* Written instruction
From the entries below, gather each line containing the word "color".

* Source material

<<<<

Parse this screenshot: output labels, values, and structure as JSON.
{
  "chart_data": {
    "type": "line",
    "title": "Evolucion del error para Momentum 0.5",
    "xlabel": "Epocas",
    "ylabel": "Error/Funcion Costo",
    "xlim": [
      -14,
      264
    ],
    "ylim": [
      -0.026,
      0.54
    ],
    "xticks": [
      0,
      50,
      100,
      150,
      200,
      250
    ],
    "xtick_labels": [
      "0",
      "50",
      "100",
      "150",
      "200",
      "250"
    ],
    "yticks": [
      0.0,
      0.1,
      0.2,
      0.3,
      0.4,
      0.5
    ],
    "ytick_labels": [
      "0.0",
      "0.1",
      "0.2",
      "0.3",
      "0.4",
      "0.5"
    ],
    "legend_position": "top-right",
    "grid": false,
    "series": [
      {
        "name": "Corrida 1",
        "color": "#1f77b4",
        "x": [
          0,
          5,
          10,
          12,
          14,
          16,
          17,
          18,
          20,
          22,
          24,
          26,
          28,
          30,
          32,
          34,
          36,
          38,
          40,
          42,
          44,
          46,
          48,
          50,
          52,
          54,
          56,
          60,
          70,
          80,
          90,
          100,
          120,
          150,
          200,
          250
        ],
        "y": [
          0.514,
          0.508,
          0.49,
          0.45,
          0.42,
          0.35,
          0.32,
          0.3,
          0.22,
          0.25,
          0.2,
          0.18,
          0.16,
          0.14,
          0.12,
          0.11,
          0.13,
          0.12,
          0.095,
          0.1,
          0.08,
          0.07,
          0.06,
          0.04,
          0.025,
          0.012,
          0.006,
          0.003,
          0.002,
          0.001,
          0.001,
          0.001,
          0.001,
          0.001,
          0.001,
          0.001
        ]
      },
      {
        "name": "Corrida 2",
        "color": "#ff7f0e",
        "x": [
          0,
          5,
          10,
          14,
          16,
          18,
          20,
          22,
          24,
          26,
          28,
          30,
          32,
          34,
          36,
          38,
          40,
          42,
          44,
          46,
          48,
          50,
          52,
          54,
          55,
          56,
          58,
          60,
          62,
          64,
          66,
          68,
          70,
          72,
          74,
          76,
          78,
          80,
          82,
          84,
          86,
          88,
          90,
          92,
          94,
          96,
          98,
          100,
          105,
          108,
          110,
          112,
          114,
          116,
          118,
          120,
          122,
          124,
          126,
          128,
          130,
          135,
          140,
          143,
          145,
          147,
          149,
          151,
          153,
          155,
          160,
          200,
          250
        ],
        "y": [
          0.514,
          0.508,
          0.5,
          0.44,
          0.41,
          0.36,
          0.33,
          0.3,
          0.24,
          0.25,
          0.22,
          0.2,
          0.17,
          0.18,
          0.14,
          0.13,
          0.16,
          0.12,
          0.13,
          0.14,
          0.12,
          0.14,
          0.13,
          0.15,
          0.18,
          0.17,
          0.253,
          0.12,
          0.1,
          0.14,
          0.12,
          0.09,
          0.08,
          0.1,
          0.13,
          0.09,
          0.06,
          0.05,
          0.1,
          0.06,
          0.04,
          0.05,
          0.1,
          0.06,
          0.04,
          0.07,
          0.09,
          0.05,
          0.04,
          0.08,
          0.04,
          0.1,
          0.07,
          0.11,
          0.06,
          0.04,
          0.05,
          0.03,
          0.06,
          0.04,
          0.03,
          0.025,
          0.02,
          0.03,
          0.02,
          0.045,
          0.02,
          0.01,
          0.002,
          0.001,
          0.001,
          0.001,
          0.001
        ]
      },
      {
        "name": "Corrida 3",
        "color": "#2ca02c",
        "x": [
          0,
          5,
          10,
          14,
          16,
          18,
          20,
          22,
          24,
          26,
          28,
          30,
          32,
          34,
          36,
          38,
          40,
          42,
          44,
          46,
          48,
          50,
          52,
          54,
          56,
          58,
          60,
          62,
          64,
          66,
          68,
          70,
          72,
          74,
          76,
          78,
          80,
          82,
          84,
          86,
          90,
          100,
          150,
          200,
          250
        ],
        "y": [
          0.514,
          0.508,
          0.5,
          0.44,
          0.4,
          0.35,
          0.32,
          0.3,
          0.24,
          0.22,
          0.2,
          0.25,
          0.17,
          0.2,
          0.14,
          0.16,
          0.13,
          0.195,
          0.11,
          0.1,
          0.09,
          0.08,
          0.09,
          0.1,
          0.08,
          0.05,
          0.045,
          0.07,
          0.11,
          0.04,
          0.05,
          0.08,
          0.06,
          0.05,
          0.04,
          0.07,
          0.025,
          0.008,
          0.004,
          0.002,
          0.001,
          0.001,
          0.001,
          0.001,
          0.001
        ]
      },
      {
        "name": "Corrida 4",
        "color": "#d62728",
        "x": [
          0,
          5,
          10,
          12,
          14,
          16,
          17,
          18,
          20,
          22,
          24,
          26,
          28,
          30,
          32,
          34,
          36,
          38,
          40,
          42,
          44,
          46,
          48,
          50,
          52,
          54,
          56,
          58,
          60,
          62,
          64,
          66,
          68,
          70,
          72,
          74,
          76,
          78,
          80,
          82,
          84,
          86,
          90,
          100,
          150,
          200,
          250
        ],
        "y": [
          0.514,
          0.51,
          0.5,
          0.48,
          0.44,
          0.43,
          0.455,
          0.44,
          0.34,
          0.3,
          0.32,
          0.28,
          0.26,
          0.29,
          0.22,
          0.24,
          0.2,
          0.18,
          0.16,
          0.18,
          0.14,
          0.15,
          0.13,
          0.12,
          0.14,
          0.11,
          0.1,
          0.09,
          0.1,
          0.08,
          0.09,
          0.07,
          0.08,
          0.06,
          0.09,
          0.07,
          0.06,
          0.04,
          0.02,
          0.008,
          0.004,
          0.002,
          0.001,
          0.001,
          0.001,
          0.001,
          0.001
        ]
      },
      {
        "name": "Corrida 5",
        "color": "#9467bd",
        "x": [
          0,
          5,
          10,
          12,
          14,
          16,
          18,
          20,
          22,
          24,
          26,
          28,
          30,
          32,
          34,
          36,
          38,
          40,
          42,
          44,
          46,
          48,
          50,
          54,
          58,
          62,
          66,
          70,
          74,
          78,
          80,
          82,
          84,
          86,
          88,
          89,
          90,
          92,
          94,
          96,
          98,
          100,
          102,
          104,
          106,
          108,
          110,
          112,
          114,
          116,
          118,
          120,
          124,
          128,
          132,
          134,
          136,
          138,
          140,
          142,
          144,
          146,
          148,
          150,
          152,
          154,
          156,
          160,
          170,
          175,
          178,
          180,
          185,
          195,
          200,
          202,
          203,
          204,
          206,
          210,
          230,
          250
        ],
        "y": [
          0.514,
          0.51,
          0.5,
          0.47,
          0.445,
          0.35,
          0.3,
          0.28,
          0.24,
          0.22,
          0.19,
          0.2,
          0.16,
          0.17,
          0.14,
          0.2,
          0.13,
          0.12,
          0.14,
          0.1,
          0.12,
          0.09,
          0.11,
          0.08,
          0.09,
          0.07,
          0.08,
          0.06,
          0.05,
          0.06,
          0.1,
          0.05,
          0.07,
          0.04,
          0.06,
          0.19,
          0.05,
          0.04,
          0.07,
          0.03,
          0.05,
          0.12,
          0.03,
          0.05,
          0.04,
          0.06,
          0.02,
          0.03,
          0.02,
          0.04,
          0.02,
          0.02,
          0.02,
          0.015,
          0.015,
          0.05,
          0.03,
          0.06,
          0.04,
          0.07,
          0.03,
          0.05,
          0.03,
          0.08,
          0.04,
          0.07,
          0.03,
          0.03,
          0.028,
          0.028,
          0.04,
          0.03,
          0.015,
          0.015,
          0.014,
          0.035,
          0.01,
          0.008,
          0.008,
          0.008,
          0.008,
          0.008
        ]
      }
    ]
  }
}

>>>>

* Solution for this task
        "color": "#1f77b4",
        "color": "#ff7f0e",
        "color": "#2ca02c",
        "color": "#d62728",
        "color": "#9467bd",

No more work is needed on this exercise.